▶ Task:
Scan the following material for the string "title" and copy each line in which it appears.

# Start of Excerpted data

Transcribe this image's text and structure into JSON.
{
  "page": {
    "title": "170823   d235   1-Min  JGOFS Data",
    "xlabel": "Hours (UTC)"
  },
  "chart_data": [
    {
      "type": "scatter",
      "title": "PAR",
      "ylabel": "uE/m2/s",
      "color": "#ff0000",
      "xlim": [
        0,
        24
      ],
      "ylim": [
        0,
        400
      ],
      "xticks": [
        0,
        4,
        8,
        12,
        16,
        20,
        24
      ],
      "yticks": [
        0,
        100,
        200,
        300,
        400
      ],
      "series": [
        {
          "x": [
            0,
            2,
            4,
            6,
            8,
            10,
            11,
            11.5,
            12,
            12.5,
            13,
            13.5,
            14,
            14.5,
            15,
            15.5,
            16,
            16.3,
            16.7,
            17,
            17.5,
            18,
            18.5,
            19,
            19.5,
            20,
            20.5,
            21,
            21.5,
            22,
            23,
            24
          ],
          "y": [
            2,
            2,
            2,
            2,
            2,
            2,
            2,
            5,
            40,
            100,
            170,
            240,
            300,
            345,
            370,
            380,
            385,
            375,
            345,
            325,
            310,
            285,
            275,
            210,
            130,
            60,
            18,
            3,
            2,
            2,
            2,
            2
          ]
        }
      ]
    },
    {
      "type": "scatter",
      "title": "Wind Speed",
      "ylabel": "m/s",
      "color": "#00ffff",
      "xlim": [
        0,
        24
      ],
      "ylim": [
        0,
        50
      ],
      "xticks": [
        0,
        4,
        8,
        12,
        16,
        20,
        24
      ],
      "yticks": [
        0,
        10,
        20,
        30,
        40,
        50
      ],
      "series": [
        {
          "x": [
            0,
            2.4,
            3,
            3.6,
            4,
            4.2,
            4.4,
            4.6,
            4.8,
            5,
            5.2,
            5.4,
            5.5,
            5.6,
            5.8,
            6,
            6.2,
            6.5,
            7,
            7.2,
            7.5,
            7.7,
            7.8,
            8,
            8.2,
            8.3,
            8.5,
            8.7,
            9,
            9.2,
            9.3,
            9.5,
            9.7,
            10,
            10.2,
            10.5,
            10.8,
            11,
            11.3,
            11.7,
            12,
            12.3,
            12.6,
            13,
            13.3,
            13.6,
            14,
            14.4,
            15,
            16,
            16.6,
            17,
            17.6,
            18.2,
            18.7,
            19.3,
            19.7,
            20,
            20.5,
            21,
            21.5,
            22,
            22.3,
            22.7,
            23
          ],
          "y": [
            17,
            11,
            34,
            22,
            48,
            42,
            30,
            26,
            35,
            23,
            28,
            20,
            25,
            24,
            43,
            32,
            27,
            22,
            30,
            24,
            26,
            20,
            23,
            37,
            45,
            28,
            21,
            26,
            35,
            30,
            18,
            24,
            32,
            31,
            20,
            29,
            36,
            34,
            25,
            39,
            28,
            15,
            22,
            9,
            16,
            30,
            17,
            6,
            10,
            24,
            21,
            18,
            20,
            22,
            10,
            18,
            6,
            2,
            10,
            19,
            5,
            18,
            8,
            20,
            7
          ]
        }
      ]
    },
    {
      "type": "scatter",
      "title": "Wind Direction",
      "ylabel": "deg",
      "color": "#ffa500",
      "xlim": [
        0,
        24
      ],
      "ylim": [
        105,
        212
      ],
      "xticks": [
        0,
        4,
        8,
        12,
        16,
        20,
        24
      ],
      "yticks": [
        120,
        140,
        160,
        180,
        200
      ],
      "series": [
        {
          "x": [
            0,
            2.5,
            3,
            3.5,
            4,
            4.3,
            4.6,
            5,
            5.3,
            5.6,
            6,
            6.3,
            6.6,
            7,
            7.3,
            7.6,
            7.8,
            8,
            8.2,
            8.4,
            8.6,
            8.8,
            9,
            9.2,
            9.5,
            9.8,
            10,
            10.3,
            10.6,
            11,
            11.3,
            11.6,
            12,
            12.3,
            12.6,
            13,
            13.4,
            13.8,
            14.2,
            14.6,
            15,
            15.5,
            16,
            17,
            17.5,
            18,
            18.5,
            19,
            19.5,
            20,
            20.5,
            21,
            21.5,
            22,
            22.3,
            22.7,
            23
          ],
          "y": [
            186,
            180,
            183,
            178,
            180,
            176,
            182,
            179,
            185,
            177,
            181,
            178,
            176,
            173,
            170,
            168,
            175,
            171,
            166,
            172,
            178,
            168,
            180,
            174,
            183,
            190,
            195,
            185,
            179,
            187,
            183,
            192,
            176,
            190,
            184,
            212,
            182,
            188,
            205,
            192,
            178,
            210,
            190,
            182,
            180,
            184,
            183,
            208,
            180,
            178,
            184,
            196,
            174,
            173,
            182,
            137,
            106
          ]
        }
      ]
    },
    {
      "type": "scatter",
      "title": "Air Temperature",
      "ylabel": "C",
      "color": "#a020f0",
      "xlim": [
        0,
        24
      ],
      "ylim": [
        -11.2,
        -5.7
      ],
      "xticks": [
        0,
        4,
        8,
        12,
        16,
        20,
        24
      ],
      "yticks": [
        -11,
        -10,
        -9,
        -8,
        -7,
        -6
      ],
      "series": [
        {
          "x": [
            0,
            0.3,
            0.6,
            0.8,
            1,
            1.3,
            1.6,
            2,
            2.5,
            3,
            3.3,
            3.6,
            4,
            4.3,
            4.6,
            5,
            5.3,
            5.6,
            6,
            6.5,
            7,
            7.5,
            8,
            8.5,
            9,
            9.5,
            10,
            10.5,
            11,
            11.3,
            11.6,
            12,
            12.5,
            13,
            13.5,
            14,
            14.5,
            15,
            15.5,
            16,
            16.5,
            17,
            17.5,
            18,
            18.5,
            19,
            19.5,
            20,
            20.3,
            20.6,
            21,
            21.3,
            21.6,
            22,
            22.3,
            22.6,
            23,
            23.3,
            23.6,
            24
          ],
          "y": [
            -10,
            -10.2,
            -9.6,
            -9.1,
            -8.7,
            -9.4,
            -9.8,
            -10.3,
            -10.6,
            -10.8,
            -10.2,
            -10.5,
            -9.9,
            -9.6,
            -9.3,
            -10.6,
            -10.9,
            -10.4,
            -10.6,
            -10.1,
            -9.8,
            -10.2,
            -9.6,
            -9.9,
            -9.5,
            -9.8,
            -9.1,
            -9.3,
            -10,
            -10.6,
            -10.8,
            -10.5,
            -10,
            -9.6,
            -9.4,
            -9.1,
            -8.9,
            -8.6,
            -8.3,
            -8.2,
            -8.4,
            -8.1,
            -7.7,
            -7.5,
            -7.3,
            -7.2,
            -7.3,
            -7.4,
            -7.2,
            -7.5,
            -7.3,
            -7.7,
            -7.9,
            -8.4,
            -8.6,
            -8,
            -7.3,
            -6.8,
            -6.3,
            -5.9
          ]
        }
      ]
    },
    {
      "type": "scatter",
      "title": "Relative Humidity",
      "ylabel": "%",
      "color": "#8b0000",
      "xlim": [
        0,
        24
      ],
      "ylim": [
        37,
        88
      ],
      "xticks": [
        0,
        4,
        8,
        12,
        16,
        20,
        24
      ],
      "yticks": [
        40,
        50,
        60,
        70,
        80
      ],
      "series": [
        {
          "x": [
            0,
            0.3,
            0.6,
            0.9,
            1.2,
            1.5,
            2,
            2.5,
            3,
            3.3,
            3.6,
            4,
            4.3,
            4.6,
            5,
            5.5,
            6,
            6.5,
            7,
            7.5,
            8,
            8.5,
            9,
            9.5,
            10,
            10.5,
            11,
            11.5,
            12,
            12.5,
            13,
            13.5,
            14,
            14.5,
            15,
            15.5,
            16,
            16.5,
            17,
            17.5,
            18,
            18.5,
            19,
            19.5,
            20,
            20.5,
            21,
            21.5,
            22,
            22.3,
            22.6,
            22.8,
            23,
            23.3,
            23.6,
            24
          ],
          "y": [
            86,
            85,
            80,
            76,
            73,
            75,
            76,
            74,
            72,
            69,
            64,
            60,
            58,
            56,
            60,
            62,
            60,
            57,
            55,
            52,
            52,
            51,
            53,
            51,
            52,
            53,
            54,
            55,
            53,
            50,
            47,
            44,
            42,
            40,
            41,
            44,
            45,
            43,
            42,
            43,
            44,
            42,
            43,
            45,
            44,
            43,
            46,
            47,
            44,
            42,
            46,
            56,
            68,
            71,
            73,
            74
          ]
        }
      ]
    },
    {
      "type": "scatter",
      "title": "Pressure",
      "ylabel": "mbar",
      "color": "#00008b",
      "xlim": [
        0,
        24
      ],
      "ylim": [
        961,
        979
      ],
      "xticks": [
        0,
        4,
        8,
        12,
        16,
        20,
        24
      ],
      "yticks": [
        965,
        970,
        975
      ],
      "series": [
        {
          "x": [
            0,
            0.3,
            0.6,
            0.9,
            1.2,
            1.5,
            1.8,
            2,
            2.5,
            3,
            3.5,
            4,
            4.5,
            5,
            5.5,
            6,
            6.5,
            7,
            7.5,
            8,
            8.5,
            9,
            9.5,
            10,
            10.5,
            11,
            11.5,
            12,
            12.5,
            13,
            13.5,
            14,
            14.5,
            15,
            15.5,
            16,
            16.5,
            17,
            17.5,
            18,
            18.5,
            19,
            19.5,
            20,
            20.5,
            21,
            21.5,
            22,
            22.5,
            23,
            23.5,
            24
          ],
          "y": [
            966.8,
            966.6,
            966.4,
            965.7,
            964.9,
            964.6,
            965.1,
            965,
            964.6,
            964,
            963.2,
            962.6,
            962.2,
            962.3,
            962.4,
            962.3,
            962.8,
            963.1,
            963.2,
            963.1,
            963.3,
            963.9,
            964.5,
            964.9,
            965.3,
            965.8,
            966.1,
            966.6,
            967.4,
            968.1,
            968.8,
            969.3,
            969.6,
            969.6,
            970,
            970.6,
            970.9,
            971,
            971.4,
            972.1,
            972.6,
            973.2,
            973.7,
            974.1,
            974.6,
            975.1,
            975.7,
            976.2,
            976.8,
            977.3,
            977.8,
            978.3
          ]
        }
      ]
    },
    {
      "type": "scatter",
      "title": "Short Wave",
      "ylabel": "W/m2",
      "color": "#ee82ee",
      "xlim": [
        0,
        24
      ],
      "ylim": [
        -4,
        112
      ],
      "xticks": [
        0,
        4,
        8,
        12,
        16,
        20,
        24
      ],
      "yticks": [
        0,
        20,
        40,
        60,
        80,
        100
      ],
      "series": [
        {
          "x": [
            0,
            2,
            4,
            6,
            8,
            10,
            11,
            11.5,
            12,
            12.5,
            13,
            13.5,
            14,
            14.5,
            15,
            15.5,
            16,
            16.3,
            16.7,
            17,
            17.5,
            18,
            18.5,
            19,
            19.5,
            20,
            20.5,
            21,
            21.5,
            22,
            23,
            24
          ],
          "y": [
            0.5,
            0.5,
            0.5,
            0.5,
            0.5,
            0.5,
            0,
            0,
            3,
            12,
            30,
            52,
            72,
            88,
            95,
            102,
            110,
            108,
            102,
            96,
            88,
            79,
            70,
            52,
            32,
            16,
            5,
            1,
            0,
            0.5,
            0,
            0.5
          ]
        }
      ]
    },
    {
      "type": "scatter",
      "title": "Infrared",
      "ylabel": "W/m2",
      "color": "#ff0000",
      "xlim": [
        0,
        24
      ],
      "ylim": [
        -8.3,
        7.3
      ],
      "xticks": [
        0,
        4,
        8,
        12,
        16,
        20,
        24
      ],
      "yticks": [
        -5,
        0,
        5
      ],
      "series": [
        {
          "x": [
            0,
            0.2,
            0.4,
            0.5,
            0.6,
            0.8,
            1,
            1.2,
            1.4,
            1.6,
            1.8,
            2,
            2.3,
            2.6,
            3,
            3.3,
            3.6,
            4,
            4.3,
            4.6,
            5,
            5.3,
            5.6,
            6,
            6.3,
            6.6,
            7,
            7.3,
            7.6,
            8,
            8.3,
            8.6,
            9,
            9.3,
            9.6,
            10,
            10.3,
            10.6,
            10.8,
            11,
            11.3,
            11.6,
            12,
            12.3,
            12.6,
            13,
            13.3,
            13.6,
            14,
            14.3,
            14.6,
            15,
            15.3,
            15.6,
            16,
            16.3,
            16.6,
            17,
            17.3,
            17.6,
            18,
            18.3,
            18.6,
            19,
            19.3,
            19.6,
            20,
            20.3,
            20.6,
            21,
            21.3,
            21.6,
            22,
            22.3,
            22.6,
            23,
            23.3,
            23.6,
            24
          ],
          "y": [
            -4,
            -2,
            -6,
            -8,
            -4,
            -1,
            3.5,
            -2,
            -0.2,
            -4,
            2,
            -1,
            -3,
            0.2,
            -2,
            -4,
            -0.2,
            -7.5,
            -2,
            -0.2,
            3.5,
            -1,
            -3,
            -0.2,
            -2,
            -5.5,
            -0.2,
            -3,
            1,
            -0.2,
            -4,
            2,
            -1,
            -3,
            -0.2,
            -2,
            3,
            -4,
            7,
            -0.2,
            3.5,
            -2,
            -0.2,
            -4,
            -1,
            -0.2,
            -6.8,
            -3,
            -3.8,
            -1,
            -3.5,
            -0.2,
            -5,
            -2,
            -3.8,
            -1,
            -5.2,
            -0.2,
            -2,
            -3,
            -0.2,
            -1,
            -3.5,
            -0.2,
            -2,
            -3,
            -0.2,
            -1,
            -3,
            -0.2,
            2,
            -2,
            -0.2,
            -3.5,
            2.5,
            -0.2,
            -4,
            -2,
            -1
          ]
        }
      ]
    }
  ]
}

# End of Excerpted data

▶ Finished exercise:
    "title": "170823   d235   1-Min  JGOFS Data",
      "title": "PAR",
      "title": "Wind Speed",
      "title": "Wind Direction",
      "title": "Air Temperature",
      "title": "Relative Humidity",
      "title": "Pressure",
      "title": "Short Wave",
      "title": "Infrared",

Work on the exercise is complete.